> [Document extract]
+---+

Mechanisms underlying anorexia after microinjection of bombesin into the lateral cerebroventricle

Intracerebroventricular (i.c.v.) injections of bombesin (BN) and gastrin-releasing peptide (GRP) dose-dependently decreased food intake in male Wistar rats fasted for 17 h. Neuromedin B (NMB) did not show any effect on food intake. After BN administration, locomotor activity did not significantly change, compared with a vehicle-injected group. The anorexia induced by BN (0.3 μg) was perfectly inhibited by pretreatment with a GRP-receptor antagonist, [d-Tyr6]BN(6-13) methyl ester (10 μg), an NO synthase inhibitor, l-nitro-arginine (30 μg), and a PKG inhibitor, H-9 (2 μg). The cGMP concentration in the hypothalamus increased 1 h after administration when compared with the vehicle-injected group. On the other hand, an NMB-receptor antagonist, BIM23127 (10 μg), and the protein kinase (PK) C inhibitors, chelerythrine (2 μg) and Gö6983 (2 μg), inhibited only the late phase of the anorexia. A PKC activator, phorbol 12, 13-dibutyrate (3 μg), injected into the ventricle decreased food intake. These findings suggest that BN suppresses food intake mainly mediated through the GRP receptor and NO-cGMP-PKG pathway, and NMB receptor and PKC is partly involved in the late phase of the anorexia.

+---+

> [Provided records]
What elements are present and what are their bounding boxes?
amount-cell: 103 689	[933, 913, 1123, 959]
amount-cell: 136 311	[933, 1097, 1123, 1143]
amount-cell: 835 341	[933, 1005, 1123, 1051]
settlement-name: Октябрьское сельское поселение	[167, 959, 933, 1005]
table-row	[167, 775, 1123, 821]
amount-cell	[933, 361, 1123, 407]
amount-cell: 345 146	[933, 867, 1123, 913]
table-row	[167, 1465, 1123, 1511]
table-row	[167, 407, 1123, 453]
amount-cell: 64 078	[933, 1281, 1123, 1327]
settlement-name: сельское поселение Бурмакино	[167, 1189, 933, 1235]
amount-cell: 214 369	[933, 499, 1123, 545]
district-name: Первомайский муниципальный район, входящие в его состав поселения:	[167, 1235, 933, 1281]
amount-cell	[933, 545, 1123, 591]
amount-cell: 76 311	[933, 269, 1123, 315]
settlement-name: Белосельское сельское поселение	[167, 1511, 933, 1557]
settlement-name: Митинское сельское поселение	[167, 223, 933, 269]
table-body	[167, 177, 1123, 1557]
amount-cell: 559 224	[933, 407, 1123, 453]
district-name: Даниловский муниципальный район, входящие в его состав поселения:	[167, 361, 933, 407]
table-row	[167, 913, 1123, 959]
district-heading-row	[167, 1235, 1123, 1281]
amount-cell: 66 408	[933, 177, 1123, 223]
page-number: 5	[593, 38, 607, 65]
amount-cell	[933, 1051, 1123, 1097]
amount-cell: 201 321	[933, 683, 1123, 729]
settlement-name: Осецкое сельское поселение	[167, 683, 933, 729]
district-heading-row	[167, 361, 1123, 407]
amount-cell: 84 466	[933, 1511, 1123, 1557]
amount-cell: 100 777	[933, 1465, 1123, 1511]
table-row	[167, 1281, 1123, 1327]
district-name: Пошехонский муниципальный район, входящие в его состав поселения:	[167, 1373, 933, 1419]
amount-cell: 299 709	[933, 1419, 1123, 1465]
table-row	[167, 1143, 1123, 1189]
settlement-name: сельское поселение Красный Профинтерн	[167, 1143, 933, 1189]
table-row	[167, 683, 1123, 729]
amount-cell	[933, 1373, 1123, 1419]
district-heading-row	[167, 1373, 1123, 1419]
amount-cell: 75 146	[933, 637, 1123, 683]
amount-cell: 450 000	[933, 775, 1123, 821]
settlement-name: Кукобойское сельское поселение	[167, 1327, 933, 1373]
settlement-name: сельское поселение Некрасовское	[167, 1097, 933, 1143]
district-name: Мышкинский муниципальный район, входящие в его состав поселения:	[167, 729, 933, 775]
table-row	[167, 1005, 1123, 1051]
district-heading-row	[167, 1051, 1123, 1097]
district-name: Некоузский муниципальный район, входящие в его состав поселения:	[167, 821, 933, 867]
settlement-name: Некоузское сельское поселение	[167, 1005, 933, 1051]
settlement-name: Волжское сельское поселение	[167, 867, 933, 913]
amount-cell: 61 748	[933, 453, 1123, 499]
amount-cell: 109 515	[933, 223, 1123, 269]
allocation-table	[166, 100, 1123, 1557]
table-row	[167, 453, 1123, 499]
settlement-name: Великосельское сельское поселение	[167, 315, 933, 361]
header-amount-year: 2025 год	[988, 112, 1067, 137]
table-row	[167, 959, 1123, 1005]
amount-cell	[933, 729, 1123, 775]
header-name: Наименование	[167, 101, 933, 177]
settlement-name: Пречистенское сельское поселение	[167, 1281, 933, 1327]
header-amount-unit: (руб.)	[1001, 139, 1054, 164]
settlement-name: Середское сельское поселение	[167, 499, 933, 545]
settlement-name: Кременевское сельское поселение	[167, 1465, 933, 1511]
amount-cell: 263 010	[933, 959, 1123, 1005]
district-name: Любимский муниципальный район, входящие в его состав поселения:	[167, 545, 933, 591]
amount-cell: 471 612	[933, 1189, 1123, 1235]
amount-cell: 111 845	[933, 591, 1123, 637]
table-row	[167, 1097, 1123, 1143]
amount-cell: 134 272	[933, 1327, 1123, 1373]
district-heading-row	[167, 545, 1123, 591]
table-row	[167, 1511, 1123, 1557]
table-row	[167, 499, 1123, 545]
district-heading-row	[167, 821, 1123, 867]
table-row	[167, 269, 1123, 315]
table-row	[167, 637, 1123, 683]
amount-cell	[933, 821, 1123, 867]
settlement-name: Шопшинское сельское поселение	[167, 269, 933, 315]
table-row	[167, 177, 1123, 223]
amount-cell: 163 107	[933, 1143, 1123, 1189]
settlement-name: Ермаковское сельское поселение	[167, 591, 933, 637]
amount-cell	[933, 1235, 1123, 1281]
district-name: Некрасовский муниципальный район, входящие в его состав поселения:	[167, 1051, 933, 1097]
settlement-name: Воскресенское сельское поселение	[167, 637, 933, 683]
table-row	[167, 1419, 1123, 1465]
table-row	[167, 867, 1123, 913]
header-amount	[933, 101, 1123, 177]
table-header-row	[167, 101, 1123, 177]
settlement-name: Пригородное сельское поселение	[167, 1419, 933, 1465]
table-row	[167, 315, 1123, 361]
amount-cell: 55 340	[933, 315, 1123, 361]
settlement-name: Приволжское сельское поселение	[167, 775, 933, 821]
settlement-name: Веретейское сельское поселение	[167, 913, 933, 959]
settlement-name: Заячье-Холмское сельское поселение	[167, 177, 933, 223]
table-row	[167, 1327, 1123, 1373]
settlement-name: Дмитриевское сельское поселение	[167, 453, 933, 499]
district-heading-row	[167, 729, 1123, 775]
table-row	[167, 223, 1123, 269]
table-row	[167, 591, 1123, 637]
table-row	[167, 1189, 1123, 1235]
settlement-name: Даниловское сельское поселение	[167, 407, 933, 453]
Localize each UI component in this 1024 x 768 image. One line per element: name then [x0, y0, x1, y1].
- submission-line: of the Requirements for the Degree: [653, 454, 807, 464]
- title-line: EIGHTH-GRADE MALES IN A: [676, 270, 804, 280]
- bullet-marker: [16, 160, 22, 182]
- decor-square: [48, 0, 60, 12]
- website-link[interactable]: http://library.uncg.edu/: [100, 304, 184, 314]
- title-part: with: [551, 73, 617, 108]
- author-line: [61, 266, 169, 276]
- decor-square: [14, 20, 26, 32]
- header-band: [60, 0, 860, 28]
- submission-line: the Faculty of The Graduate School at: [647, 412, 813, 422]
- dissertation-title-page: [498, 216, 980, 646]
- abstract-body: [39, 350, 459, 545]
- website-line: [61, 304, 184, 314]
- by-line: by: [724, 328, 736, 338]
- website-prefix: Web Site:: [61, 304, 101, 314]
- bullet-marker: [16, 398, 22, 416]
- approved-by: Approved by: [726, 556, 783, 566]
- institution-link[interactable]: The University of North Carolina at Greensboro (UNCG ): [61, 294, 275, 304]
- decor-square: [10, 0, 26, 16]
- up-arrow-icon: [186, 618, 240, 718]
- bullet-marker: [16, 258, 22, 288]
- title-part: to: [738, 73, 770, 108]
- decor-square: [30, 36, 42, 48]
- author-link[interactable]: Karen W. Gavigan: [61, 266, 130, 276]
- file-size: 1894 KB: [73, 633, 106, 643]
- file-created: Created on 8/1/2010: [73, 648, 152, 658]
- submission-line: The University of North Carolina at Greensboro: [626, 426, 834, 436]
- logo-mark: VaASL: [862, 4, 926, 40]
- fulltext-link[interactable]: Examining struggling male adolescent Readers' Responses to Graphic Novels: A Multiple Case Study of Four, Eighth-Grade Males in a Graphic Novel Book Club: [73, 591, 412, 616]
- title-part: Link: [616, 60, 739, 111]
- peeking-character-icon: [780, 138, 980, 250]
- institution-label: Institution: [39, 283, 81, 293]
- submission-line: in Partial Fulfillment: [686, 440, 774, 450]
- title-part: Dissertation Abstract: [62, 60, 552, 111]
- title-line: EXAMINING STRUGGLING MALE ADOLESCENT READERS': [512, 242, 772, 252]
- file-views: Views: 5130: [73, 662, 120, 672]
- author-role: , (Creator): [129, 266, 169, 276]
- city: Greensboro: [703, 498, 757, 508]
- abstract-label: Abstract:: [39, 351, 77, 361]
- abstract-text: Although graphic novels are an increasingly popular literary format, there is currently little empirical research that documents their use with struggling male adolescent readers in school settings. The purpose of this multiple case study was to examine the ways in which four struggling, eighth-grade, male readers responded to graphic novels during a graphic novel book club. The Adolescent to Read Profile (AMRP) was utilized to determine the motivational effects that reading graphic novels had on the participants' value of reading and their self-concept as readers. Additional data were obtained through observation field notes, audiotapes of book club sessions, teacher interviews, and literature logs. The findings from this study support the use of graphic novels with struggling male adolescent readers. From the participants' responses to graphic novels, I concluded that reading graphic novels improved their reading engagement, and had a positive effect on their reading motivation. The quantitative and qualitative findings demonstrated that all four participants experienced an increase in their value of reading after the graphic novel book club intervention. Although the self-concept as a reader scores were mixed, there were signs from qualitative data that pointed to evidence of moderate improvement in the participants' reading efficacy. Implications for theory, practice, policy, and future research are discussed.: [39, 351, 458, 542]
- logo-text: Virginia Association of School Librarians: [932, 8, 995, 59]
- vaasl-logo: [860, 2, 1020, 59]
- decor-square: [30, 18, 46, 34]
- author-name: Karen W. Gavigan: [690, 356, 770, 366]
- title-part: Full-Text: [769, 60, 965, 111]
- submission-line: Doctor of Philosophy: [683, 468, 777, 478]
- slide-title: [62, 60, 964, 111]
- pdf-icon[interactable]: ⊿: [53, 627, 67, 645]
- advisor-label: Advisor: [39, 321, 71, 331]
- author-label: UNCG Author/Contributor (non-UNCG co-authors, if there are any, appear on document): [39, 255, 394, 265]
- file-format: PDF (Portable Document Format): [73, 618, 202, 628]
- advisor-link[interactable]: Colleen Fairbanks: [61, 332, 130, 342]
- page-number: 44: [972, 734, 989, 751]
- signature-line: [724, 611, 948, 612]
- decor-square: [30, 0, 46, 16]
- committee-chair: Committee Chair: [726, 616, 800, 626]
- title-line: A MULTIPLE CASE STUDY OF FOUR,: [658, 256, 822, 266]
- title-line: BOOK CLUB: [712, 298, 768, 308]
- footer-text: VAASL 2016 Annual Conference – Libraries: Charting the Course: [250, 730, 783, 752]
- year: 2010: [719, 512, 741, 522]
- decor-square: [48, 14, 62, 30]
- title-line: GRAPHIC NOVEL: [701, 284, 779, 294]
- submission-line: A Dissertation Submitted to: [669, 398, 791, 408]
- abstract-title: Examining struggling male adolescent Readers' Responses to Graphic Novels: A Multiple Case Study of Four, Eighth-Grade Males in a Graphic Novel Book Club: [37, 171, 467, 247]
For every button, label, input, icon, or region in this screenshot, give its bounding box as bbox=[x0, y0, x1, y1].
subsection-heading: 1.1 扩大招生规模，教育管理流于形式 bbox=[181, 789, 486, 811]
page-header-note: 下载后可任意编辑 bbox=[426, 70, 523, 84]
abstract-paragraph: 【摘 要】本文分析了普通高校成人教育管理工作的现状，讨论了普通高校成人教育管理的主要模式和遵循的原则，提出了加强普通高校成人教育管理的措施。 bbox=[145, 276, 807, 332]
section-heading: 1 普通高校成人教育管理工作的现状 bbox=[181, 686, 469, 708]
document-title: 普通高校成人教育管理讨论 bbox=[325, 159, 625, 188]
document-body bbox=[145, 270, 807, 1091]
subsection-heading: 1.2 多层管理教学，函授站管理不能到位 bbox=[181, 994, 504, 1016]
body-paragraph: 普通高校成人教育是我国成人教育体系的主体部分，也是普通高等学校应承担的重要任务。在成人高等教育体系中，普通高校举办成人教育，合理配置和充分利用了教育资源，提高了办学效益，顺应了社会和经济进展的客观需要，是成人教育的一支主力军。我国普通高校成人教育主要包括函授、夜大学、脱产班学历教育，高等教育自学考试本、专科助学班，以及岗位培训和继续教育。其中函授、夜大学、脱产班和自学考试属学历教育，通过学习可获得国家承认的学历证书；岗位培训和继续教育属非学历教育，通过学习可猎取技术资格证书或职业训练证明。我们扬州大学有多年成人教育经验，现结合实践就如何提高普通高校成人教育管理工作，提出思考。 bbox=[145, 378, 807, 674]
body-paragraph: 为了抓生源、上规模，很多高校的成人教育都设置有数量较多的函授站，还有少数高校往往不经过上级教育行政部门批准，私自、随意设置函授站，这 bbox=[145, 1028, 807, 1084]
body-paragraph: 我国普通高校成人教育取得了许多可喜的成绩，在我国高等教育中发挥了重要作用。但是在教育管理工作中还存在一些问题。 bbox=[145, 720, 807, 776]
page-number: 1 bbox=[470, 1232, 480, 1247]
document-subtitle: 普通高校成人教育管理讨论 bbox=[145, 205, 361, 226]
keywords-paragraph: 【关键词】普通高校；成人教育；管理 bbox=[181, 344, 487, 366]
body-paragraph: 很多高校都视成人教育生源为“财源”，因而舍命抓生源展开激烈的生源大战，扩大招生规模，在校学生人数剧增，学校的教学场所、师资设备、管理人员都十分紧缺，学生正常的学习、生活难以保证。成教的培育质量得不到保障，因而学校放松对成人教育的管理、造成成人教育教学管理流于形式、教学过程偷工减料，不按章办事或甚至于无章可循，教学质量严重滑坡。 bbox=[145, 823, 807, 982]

+---+

> [Instructions]
1) According to the text on bombesin-induced anorexia, which peptide showed no effect on food intake?
2) In one to three sentences, explain why the text on bombesin-induced anorexia concludes that the NMB receptor and PKC are only partly involved, in the late phase.

> [Answers to the tasks]
1) Neuromedin B (NMB).

2) The NMB-receptor antagonist BIM23127 and the PKC inhibitors chelerythrine and Gö6983 inhibited only the late phase of the anorexia. In contrast, the GRP-receptor antagonist, the NO synthase inhibitor and the PKG inhibitor blocked it completely.